Return each line of the listing that contains the string "Methods".
————
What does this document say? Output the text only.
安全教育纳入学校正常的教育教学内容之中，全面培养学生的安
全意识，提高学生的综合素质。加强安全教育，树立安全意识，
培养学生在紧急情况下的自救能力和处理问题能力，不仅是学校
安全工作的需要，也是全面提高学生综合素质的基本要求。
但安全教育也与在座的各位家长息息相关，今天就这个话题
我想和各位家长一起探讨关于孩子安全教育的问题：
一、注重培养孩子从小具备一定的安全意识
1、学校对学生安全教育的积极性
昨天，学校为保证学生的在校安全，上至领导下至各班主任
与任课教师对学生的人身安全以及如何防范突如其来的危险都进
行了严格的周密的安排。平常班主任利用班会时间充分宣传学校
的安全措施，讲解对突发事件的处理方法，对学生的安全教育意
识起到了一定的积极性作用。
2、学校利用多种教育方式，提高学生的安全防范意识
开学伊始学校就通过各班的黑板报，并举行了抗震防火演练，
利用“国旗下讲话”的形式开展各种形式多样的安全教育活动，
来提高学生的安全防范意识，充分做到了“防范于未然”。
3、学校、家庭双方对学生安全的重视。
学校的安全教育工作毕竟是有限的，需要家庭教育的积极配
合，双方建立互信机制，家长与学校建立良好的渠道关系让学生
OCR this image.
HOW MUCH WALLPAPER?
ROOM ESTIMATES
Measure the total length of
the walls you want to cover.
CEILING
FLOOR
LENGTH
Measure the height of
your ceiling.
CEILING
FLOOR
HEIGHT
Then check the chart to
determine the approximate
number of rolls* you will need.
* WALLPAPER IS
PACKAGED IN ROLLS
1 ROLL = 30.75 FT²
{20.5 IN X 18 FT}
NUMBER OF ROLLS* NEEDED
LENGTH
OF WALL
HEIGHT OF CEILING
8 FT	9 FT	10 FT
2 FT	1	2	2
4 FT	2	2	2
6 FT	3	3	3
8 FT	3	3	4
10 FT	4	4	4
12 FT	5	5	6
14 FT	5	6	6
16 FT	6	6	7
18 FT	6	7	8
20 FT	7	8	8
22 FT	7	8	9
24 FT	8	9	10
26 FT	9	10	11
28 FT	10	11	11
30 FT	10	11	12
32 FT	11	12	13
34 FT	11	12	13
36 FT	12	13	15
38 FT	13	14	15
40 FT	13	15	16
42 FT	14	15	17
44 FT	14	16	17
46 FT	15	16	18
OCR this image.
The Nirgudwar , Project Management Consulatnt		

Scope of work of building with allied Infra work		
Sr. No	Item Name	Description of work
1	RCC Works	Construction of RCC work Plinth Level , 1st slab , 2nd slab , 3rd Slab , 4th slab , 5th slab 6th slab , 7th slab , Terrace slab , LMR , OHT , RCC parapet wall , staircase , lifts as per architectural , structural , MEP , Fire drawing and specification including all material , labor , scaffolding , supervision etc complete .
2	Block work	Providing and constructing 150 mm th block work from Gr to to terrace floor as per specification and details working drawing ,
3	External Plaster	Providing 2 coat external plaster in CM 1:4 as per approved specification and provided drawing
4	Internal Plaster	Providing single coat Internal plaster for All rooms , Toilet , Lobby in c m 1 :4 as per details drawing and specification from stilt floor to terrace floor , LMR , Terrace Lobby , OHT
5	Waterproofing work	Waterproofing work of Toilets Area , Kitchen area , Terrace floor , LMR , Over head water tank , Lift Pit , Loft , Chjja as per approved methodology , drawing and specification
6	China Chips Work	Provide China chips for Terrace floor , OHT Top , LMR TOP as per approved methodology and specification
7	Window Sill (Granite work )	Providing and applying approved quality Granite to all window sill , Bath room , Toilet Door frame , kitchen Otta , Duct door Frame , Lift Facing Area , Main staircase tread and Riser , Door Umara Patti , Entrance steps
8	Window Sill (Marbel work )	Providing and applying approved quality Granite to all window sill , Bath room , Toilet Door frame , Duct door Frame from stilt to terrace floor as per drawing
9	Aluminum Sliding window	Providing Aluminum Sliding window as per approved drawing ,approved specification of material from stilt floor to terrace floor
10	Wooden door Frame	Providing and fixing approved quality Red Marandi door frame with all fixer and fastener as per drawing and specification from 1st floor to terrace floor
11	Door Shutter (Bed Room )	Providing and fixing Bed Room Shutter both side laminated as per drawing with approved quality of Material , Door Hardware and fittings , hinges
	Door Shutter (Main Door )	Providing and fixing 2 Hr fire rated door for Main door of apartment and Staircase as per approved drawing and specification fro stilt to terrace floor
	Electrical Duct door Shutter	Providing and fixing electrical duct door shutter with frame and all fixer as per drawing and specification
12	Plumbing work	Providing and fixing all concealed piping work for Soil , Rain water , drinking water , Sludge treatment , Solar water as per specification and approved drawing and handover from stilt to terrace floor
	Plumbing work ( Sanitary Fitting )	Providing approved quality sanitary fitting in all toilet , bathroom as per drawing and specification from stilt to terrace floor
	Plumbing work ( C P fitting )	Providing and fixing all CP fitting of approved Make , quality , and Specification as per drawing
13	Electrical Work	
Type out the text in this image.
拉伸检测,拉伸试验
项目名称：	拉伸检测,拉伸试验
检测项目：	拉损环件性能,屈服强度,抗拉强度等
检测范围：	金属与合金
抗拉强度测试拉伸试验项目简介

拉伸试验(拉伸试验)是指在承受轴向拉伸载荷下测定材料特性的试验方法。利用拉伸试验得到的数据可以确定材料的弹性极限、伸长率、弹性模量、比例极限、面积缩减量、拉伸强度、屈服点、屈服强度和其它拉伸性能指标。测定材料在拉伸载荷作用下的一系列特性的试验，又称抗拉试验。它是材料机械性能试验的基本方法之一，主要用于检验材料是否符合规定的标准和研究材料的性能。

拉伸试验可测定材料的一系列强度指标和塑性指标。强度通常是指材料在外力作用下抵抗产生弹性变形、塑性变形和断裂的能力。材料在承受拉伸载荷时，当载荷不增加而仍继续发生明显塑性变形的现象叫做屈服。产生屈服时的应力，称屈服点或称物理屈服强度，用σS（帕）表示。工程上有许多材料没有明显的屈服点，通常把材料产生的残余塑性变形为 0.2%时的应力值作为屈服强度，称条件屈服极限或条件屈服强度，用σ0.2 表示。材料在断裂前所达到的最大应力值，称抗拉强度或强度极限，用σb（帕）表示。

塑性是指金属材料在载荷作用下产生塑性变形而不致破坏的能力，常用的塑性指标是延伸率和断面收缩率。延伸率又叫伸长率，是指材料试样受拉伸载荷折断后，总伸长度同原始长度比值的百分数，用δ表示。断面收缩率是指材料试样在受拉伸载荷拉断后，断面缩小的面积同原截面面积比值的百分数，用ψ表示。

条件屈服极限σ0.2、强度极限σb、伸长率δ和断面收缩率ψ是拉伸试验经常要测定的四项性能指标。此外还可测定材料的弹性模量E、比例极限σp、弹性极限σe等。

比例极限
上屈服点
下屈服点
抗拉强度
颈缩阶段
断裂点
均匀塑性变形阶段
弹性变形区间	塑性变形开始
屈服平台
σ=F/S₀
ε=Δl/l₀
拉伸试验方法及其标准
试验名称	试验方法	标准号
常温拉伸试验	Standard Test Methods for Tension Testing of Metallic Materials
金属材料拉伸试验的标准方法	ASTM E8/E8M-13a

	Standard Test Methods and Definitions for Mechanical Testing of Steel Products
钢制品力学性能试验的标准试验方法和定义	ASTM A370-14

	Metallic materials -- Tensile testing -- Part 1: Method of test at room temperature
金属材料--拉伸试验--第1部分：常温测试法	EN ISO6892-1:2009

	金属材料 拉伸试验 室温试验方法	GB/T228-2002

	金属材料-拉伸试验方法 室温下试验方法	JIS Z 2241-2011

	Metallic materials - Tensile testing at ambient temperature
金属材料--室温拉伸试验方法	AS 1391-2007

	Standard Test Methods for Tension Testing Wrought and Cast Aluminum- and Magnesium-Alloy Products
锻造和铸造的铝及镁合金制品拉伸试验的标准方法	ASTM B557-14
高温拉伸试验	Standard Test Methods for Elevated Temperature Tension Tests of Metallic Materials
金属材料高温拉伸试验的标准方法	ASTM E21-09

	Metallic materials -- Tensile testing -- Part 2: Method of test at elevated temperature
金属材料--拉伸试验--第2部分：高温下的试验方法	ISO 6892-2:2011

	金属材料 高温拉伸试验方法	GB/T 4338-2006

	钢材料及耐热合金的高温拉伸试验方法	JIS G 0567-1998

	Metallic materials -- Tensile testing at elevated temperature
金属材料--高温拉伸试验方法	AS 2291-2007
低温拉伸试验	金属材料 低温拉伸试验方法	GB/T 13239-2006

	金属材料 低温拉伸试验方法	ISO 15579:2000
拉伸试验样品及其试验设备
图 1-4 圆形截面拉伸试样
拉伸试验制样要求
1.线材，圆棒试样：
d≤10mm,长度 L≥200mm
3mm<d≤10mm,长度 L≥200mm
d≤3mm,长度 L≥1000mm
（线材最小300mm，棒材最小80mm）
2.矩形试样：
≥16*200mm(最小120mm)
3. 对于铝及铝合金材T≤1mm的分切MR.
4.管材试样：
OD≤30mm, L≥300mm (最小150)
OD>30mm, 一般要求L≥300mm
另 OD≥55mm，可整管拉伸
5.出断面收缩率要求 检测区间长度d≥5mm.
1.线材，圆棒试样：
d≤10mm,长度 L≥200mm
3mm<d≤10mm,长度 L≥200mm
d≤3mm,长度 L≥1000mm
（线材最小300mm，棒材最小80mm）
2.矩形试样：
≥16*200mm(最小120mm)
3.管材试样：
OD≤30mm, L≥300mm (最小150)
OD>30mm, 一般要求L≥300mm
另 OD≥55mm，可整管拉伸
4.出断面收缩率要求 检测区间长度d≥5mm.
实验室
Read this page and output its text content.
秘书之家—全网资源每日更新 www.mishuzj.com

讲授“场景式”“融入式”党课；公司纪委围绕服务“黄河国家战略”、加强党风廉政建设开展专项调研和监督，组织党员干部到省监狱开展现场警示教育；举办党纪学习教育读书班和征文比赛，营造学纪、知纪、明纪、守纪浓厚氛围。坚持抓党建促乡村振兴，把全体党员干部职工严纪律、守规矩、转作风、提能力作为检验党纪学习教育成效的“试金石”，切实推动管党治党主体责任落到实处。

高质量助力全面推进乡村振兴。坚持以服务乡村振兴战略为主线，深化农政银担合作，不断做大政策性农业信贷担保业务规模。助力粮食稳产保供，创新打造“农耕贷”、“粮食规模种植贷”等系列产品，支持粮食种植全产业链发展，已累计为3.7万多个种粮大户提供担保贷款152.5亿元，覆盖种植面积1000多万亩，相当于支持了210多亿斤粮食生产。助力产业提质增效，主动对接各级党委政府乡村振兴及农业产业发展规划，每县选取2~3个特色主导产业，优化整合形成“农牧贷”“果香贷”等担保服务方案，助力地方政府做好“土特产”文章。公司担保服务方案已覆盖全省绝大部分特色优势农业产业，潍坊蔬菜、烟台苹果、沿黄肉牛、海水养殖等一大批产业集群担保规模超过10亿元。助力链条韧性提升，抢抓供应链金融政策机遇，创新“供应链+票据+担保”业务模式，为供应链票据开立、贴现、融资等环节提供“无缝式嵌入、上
————
(Response):
常温拉伸试验	Standard Test Methods for Tension Testing of Metallic Materials
	Standard Test Methods and Definitions for Mechanical Testing of Steel Products
	Standard Test Methods for Tension Testing Wrought and Cast Aluminum- and Magnesium-Alloy Products
高温拉伸试验	Standard Test Methods for Elevated Temperature Tension Tests of Metallic Materials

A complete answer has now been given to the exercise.